Task goal
Lift out all lines below that contain "动力煤基差".

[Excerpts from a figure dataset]
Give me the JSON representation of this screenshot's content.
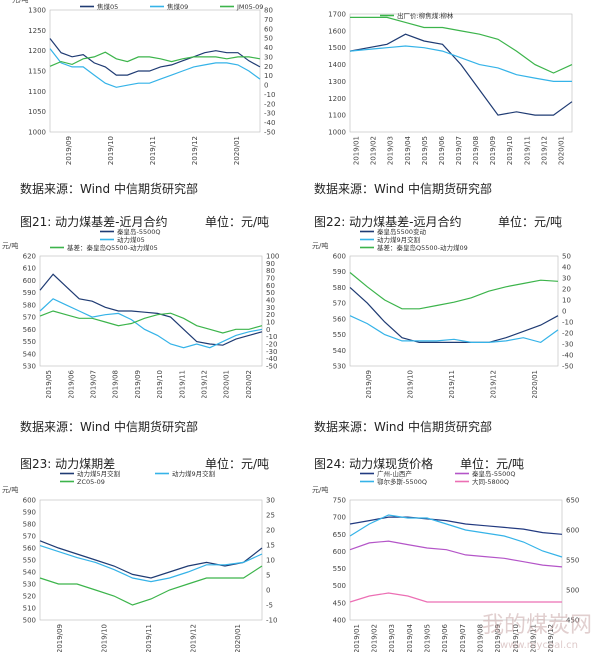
{
  "sources": "数据来源：Wind 中信期货研究部",
  "titles": {
    "c21": {
      "label": "图21: 动力煤基差-近月合约",
      "unit": "单位：元/吨"
    },
    "c22": {
      "label": "图22: 动力煤基差-远月合约",
      "unit": "单位：元/吨"
    },
    "c23": {
      "label": "图23: 动力煤期差",
      "unit": "单位：元/吨"
    },
    "c24": {
      "label": "图24: 动力煤现货价格",
      "unit": "单位：元/吨"
    }
  },
  "watermark": {
    "text": "我的煤炭网",
    "url": "www.mycoal.cn"
  },
  "colors": {
    "navy": "#1f3b73",
    "blue": "#35b3e8",
    "green": "#3cb44b",
    "purple": "#b455c8",
    "pink": "#ec6fb4",
    "darkblue": "#223a80"
  },
  "chart_data": [
    {
      "id": "c1",
      "type": "line",
      "ylabel": "元/吨",
      "left_ylim": [
        1000,
        1300
      ],
      "left_ticks": [
        1000,
        1050,
        1100,
        1150,
        1200,
        1250,
        1300
      ],
      "right_ylim": [
        -50,
        80
      ],
      "right_ticks": [
        -50,
        -40,
        -30,
        -20,
        -10,
        0,
        10,
        20,
        30,
        40,
        50,
        60,
        70,
        80
      ],
      "x_labels": [
        "2019/09",
        "2019/10",
        "2019/11",
        "2019/12",
        "2020/01"
      ],
      "series": [
        {
          "name": "焦煤05",
          "axis": "left",
          "color": "navy",
          "values": [
            1230,
            1195,
            1185,
            1190,
            1170,
            1160,
            1140,
            1140,
            1150,
            1150,
            1160,
            1165,
            1175,
            1185,
            1195,
            1200,
            1195,
            1195,
            1175,
            1160
          ]
        },
        {
          "name": "焦煤09",
          "axis": "left",
          "color": "blue",
          "values": [
            1205,
            1170,
            1160,
            1160,
            1140,
            1120,
            1110,
            1115,
            1120,
            1120,
            1130,
            1140,
            1150,
            1160,
            1165,
            1170,
            1170,
            1165,
            1150,
            1130
          ]
        },
        {
          "name": "JM05-09",
          "axis": "right",
          "color": "green",
          "values": [
            20,
            25,
            22,
            28,
            30,
            35,
            28,
            25,
            30,
            30,
            28,
            25,
            28,
            30,
            30,
            30,
            28,
            30,
            30,
            28
          ]
        }
      ]
    },
    {
      "id": "c2",
      "type": "line",
      "ylabel": "",
      "left_ylim": [
        1000,
        1700
      ],
      "left_ticks": [
        1000,
        1100,
        1200,
        1300,
        1400,
        1500,
        1600,
        1700
      ],
      "x_labels": [
        "2019/01",
        "2019/02",
        "2019/03",
        "2019/04",
        "2019/05",
        "2019/06",
        "2019/07",
        "2019/08",
        "2019/09",
        "2019/10",
        "2019/11",
        "2019/12",
        "2020/01"
      ],
      "legend_label": "出厂价:柳焦煤:柳林",
      "series": [
        {
          "name": "出厂价:柳焦煤:柳林",
          "axis": "left",
          "color": "green",
          "values": [
            1680,
            1680,
            1680,
            1650,
            1620,
            1620,
            1600,
            1580,
            1550,
            1480,
            1400,
            1350,
            1400
          ]
        },
        {
          "name": "",
          "axis": "left",
          "color": "navy",
          "values": [
            1480,
            1500,
            1520,
            1580,
            1540,
            1520,
            1400,
            1250,
            1100,
            1120,
            1100,
            1100,
            1180
          ]
        },
        {
          "name": "",
          "axis": "left",
          "color": "blue",
          "values": [
            1480,
            1490,
            1500,
            1510,
            1500,
            1480,
            1440,
            1400,
            1380,
            1340,
            1320,
            1300,
            1300
          ]
        }
      ]
    },
    {
      "id": "c21",
      "type": "line",
      "ylabel": "元/吨",
      "left_ylim": [
        530,
        620
      ],
      "left_ticks": [
        530,
        540,
        550,
        560,
        570,
        580,
        590,
        600,
        610,
        620
      ],
      "right_ylim": [
        -50,
        100
      ],
      "right_ticks": [
        -50,
        -40,
        -30,
        -20,
        -10,
        0,
        10,
        20,
        30,
        40,
        50,
        60,
        70,
        80,
        90,
        100
      ],
      "x_labels": [
        "2019/05",
        "2019/06",
        "2019/07",
        "2019/08",
        "2019/09",
        "2019/10",
        "2019/11",
        "2019/12",
        "2020/01",
        "2020/02"
      ],
      "series": [
        {
          "name": "秦皇岛-5500Q",
          "axis": "left",
          "color": "navy",
          "values": [
            592,
            605,
            595,
            585,
            583,
            578,
            575,
            575,
            574,
            573,
            570,
            560,
            550,
            548,
            547,
            552,
            555,
            558
          ]
        },
        {
          "name": "动力煤05",
          "axis": "left",
          "color": "blue",
          "values": [
            575,
            585,
            580,
            575,
            570,
            572,
            573,
            568,
            560,
            555,
            548,
            545,
            548,
            545,
            550,
            555,
            558,
            560
          ]
        },
        {
          "name": "基差：秦皇岛Q5500-动力煤05",
          "axis": "right",
          "color": "green",
          "values": [
            18,
            25,
            20,
            15,
            15,
            10,
            5,
            8,
            15,
            20,
            22,
            15,
            5,
            0,
            -5,
            0,
            0,
            5
          ]
        }
      ]
    },
    {
      "id": "c22",
      "type": "line",
      "ylabel": "元/吨",
      "left_ylim": [
        530,
        600
      ],
      "left_ticks": [
        530,
        540,
        550,
        560,
        570,
        580,
        590,
        600
      ],
      "right_ylim": [
        -50,
        50
      ],
      "right_ticks": [
        -50,
        -40,
        -30,
        -20,
        -10,
        0,
        10,
        20,
        30,
        40,
        50
      ],
      "x_labels": [
        "2019/09",
        "2019/10",
        "2019/11",
        "2019/12",
        "2020/01"
      ],
      "series": [
        {
          "name": "秦皇岛5500变动",
          "axis": "left",
          "color": "navy",
          "values": [
            580,
            570,
            558,
            548,
            545,
            545,
            545,
            545,
            545,
            548,
            552,
            556,
            562
          ]
        },
        {
          "name": "动力煤9月交割",
          "axis": "left",
          "color": "blue",
          "values": [
            562,
            557,
            550,
            546,
            546,
            546,
            547,
            545,
            545,
            546,
            548,
            545,
            553
          ]
        },
        {
          "name": "基差：秦皇岛Q5500-动力煤09",
          "axis": "right",
          "color": "green",
          "values": [
            35,
            22,
            10,
            2,
            2,
            5,
            8,
            12,
            18,
            22,
            25,
            28,
            27
          ]
        }
      ]
    },
    {
      "id": "c23",
      "type": "line",
      "ylabel": "元/吨",
      "left_ylim": [
        500,
        600
      ],
      "left_ticks": [
        500,
        510,
        520,
        530,
        540,
        550,
        560,
        570,
        580,
        590,
        600
      ],
      "right_ylim": [
        -10,
        30
      ],
      "right_ticks": [
        -10,
        -5,
        0,
        5,
        10,
        15,
        20,
        25,
        30
      ],
      "x_labels": [
        "2019/09",
        "2019/10",
        "2019/11",
        "2019/12",
        "2020/01"
      ],
      "series": [
        {
          "name": "动力煤5月交割",
          "axis": "left",
          "color": "navy",
          "values": [
            566,
            560,
            555,
            550,
            545,
            538,
            535,
            540,
            545,
            548,
            545,
            548,
            560
          ]
        },
        {
          "name": "动力煤9月交割",
          "axis": "left",
          "color": "blue",
          "values": [
            562,
            557,
            552,
            548,
            542,
            535,
            532,
            535,
            540,
            546,
            546,
            548,
            555
          ]
        },
        {
          "name": "ZC05-09",
          "axis": "right",
          "color": "green",
          "values": [
            4,
            2,
            2,
            0,
            -2,
            -5,
            -3,
            0,
            2,
            4,
            4,
            4,
            8
          ]
        }
      ]
    },
    {
      "id": "c24",
      "type": "line",
      "ylabel": "元/吨",
      "left_ylim": [
        400,
        750
      ],
      "left_ticks": [
        400,
        450,
        500,
        550,
        600,
        650,
        700,
        750
      ],
      "right_ylim": [
        450,
        650
      ],
      "right_ticks": [
        450,
        500,
        550,
        600,
        650
      ],
      "x_labels": [
        "2019/01",
        "2019/02",
        "2019/03",
        "2019/04",
        "2019/05",
        "2019/06",
        "2019/07",
        "2019/08",
        "2019/09",
        "2019/10",
        "2019/11",
        "2019/12"
      ],
      "series": [
        {
          "name": "广州-山西产",
          "axis": "left",
          "color": "darkblue",
          "values": [
            680,
            690,
            700,
            700,
            695,
            690,
            680,
            675,
            670,
            665,
            655,
            650
          ]
        },
        {
          "name": "秦皇岛-5500Q",
          "axis": "left",
          "color": "purple",
          "values": [
            605,
            625,
            630,
            620,
            610,
            605,
            590,
            585,
            580,
            570,
            560,
            555
          ]
        },
        {
          "name": "鄂尔多斯-5500Q",
          "axis": "right",
          "color": "blue",
          "values": [
            590,
            610,
            625,
            620,
            620,
            610,
            600,
            595,
            590,
            580,
            565,
            555
          ]
        },
        {
          "name": "大同-5800Q",
          "axis": "right",
          "color": "pink",
          "values": [
            480,
            490,
            495,
            490,
            480,
            480,
            480,
            480,
            480,
            480,
            480,
            480
          ]
        }
      ]
    }
  ]
}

Exercise response
      "label": "图21: 动力煤基差-近月合约",
      "label": "图22: 动力煤基差-远月合约",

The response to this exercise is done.